:: Source material ::

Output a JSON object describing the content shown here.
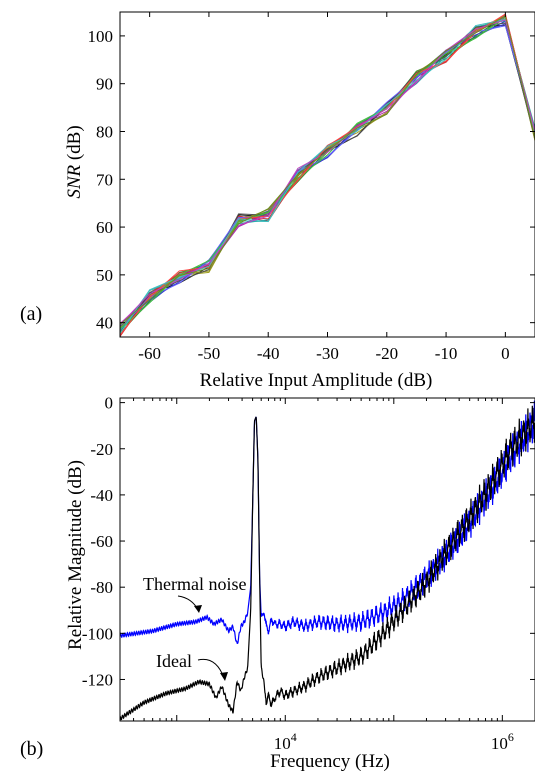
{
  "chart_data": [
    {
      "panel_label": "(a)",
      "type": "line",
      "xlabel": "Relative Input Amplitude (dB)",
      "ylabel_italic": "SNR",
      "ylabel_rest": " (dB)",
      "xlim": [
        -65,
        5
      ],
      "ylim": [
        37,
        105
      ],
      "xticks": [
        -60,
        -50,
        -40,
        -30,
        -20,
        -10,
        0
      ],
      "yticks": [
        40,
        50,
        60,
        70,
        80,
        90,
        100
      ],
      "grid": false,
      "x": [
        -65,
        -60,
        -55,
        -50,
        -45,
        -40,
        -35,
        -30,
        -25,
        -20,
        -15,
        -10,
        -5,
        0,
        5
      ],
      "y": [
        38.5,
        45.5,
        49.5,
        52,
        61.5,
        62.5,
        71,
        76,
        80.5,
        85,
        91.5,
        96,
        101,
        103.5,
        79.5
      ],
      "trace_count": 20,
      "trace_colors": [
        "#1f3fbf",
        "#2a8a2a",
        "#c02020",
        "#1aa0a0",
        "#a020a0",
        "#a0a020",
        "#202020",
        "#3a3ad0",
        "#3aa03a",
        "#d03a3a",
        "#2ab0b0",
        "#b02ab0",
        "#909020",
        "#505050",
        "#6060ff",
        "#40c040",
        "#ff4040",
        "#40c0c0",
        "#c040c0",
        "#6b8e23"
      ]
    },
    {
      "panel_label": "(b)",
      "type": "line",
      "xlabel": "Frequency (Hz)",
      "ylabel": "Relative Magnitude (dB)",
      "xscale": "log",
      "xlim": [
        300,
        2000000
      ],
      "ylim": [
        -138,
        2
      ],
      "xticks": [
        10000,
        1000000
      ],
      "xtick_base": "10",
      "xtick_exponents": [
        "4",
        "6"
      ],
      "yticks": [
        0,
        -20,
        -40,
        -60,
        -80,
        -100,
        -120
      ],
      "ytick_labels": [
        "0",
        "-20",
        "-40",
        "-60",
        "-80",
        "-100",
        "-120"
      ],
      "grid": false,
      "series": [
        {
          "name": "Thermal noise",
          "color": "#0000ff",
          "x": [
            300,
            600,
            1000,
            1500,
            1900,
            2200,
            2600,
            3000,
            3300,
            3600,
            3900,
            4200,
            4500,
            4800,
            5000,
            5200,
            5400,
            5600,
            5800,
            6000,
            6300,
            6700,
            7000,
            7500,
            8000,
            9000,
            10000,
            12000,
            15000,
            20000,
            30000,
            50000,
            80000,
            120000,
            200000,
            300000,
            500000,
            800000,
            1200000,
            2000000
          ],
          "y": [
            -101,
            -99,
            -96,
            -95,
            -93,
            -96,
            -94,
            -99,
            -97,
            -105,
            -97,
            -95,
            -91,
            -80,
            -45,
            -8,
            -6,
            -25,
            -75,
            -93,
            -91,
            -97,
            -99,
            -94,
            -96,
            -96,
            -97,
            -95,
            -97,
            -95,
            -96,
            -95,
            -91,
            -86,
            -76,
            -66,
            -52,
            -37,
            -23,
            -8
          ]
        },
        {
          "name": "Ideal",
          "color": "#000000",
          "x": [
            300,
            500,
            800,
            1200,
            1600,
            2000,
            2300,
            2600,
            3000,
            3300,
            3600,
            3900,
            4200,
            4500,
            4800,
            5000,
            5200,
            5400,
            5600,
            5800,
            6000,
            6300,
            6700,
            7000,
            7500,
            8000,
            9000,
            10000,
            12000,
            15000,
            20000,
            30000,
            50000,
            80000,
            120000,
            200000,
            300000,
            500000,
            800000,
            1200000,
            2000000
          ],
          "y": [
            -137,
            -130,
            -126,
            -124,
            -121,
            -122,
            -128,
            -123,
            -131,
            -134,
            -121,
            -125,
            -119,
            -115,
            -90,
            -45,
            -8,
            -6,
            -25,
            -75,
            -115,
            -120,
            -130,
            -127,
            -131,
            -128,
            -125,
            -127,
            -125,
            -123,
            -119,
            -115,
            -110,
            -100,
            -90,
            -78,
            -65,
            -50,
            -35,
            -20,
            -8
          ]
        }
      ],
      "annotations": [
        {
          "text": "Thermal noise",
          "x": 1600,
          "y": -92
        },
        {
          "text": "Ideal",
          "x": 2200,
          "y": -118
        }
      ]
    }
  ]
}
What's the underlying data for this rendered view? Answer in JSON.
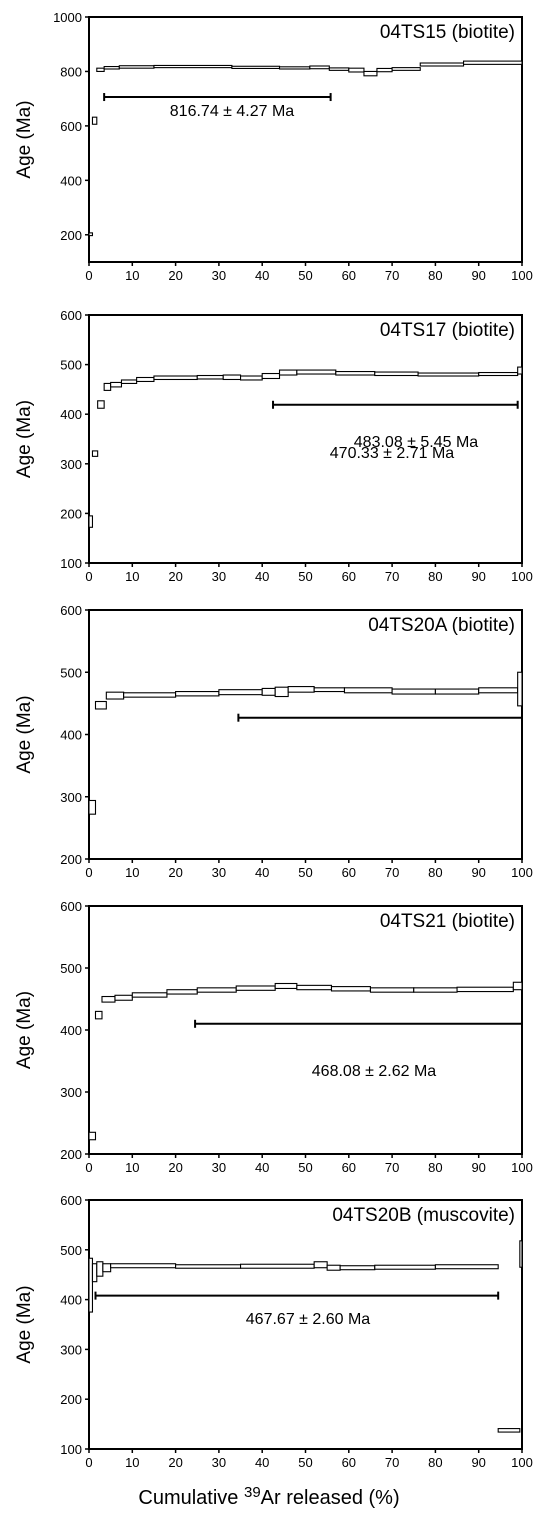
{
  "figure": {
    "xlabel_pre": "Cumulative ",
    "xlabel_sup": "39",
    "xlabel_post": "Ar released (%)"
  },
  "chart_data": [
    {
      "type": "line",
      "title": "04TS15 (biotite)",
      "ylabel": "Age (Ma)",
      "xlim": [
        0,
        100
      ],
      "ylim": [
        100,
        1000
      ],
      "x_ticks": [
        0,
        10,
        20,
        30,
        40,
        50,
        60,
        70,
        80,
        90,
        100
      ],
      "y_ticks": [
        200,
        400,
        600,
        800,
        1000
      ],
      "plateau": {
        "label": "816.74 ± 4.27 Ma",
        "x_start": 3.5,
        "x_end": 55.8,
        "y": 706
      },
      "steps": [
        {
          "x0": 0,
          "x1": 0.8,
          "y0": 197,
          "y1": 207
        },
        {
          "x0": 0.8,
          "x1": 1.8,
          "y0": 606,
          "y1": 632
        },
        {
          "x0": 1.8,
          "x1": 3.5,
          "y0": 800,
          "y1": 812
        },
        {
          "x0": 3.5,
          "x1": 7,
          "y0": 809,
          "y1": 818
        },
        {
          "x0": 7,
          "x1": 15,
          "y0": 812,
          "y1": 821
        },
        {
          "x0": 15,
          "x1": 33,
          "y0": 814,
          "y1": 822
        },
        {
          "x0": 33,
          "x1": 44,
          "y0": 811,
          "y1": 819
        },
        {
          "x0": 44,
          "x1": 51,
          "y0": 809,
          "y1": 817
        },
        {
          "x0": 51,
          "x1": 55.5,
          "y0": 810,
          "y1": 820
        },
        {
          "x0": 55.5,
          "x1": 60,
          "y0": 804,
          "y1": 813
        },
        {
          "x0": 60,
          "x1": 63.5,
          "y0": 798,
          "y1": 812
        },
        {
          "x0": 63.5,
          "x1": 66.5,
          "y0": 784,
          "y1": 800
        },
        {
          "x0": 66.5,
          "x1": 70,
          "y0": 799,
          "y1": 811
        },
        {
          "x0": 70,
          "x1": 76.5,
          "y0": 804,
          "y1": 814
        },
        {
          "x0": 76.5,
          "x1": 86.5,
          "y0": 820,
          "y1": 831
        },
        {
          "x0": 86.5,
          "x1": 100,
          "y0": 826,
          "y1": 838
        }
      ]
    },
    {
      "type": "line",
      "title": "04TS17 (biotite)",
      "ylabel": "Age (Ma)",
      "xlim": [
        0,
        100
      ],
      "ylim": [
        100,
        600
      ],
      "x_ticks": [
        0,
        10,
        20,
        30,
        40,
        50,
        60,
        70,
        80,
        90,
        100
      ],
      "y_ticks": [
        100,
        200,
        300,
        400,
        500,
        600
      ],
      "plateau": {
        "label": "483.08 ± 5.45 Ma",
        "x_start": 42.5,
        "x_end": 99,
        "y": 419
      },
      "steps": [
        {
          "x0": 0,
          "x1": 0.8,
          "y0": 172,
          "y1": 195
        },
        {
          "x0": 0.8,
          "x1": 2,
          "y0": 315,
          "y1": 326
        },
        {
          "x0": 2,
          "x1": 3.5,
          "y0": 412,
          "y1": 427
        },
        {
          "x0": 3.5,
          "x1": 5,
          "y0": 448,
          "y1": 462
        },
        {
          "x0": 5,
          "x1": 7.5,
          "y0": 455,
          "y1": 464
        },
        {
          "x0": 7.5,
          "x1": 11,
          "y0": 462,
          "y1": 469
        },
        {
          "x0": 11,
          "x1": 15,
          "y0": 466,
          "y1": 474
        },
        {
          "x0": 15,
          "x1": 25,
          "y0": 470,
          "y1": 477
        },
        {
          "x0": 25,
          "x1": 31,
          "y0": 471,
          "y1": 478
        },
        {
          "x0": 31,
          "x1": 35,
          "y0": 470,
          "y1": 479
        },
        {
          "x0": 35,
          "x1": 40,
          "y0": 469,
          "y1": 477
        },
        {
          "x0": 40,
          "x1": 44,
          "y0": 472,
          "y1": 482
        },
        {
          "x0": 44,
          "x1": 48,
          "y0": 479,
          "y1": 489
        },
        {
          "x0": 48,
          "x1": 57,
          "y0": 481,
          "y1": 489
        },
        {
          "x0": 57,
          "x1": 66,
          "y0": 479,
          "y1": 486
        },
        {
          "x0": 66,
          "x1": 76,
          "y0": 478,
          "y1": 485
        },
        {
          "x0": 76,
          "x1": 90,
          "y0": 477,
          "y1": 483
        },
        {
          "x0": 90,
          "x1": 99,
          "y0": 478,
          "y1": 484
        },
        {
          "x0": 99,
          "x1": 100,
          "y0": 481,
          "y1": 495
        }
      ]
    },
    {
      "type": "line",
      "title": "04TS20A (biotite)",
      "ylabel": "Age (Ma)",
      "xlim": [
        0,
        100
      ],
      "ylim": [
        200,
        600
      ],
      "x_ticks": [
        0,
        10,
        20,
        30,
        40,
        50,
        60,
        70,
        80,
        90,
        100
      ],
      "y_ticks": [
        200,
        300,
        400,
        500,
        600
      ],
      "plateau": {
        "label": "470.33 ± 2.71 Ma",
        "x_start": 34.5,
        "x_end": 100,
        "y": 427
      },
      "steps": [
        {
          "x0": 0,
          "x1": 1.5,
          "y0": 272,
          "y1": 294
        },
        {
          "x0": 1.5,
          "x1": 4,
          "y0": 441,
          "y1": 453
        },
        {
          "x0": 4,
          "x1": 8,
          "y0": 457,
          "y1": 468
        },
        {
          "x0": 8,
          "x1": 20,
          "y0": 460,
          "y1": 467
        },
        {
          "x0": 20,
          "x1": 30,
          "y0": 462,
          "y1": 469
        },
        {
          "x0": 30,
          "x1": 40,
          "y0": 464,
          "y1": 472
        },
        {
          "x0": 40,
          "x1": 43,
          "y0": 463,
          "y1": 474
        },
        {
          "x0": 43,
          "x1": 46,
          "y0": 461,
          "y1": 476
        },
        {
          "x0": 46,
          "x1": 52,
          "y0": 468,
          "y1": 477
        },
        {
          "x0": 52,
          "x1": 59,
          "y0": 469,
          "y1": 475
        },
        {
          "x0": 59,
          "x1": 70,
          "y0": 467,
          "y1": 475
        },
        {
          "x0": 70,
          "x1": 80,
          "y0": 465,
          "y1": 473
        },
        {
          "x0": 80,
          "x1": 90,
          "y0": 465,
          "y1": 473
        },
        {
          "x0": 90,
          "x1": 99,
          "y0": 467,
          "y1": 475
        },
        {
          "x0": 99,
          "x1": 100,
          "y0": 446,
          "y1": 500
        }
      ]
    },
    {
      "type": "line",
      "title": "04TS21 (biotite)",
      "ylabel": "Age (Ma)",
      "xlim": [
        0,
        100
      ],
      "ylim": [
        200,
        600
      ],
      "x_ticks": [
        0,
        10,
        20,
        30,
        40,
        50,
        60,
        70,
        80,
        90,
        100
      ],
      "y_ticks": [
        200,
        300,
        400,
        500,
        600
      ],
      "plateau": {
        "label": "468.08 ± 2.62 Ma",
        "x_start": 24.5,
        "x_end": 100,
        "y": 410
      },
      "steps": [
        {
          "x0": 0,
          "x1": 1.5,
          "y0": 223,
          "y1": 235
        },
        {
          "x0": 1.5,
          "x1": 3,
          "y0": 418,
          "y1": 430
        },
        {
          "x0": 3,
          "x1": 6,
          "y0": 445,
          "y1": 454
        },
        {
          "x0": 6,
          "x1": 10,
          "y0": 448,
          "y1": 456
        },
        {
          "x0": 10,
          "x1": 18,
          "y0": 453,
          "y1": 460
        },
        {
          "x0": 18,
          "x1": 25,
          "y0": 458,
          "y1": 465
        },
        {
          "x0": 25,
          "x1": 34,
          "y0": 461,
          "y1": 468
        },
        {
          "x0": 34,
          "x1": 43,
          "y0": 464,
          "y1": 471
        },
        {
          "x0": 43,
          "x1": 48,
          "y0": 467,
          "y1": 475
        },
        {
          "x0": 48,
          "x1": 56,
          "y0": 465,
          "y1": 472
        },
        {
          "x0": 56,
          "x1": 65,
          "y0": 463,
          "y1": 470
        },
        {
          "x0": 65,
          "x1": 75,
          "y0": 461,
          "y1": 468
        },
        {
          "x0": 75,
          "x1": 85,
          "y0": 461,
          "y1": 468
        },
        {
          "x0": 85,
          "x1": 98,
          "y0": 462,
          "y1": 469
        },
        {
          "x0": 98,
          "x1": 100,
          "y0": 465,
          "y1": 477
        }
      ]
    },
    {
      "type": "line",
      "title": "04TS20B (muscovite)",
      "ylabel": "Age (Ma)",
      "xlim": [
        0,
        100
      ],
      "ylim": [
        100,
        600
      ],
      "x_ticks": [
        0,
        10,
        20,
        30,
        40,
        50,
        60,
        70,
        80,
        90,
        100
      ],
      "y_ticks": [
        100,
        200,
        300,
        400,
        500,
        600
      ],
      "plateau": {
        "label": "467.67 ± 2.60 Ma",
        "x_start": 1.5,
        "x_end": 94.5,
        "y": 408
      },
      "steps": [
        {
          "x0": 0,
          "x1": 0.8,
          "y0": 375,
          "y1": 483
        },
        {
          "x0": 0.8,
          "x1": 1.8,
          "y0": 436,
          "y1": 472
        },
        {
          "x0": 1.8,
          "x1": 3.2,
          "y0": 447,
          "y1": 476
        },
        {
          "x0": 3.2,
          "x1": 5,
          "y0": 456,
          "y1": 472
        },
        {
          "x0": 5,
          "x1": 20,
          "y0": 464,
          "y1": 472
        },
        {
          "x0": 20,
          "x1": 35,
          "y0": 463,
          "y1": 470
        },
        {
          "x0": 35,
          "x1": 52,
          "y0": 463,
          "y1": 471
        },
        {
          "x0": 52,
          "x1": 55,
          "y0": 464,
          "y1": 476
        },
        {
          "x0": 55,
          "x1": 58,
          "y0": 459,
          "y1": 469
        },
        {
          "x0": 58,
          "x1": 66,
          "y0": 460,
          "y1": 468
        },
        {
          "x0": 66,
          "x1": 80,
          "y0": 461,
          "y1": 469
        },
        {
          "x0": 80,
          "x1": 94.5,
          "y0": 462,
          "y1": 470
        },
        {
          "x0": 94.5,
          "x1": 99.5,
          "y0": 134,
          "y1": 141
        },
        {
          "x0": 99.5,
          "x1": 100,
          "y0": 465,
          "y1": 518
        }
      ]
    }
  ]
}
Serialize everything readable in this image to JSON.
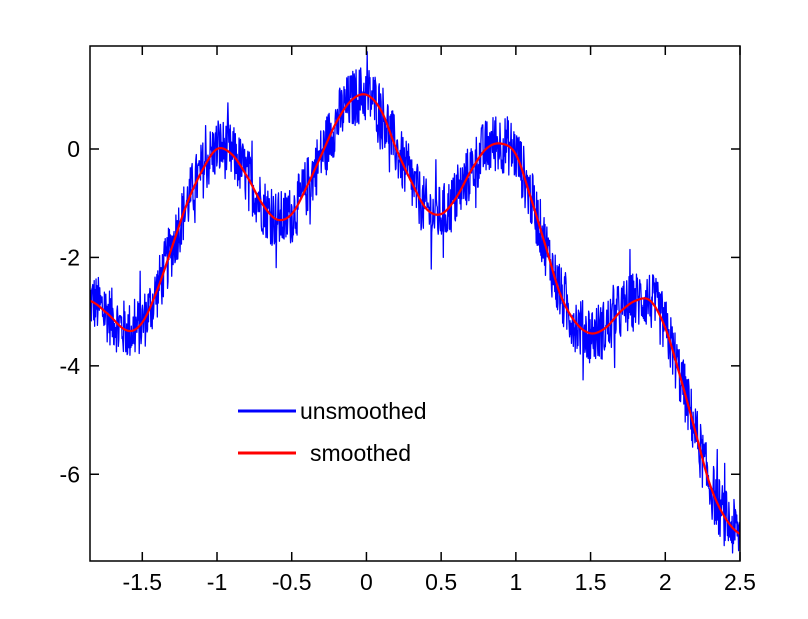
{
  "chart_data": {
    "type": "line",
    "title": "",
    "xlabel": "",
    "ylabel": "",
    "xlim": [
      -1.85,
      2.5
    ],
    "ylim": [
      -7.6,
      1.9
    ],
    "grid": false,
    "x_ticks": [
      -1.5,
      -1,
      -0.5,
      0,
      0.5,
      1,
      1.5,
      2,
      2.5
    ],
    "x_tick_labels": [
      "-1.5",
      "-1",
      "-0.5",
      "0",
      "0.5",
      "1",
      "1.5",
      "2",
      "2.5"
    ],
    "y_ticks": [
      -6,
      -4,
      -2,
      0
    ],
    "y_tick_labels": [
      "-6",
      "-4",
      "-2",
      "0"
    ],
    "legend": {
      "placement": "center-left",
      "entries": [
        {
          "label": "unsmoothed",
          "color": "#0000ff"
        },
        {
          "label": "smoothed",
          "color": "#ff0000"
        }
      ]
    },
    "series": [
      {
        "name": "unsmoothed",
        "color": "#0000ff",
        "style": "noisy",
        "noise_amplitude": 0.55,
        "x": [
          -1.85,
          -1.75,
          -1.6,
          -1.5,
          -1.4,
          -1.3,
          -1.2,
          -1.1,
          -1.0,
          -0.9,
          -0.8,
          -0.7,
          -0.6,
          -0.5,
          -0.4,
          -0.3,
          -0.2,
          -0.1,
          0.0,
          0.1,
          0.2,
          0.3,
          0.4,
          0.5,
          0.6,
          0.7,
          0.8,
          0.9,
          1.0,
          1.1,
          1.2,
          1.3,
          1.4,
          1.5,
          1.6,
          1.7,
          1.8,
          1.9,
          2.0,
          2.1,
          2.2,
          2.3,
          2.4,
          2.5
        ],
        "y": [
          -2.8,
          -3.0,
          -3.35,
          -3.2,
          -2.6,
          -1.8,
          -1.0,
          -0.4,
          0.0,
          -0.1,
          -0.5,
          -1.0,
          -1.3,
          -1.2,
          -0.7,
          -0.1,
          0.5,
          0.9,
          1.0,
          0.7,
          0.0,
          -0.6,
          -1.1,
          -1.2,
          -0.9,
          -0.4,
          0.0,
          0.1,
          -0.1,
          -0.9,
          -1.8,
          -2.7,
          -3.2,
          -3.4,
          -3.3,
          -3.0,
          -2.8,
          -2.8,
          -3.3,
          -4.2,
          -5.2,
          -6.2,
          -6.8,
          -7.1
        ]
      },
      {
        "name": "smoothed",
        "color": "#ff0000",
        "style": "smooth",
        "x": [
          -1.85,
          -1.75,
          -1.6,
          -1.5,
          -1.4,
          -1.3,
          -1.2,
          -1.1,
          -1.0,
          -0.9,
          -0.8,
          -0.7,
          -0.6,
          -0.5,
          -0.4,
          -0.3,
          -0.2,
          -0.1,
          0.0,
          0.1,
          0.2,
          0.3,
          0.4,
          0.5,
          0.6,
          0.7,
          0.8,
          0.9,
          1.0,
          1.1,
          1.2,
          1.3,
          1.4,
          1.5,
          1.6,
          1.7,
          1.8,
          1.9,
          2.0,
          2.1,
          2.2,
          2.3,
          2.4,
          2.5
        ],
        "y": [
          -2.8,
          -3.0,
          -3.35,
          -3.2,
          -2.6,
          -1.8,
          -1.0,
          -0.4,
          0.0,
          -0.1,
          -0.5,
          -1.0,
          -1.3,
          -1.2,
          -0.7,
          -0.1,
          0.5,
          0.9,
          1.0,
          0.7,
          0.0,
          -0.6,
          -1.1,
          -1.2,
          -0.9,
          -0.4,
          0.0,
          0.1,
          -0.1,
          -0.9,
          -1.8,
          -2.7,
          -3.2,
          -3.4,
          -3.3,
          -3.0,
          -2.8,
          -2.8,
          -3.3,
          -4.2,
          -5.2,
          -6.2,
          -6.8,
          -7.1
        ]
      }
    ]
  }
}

:::

Directions
Of the lines in this data, how many contain "Relative"? Reply with only the number.

Solution to this exercise
2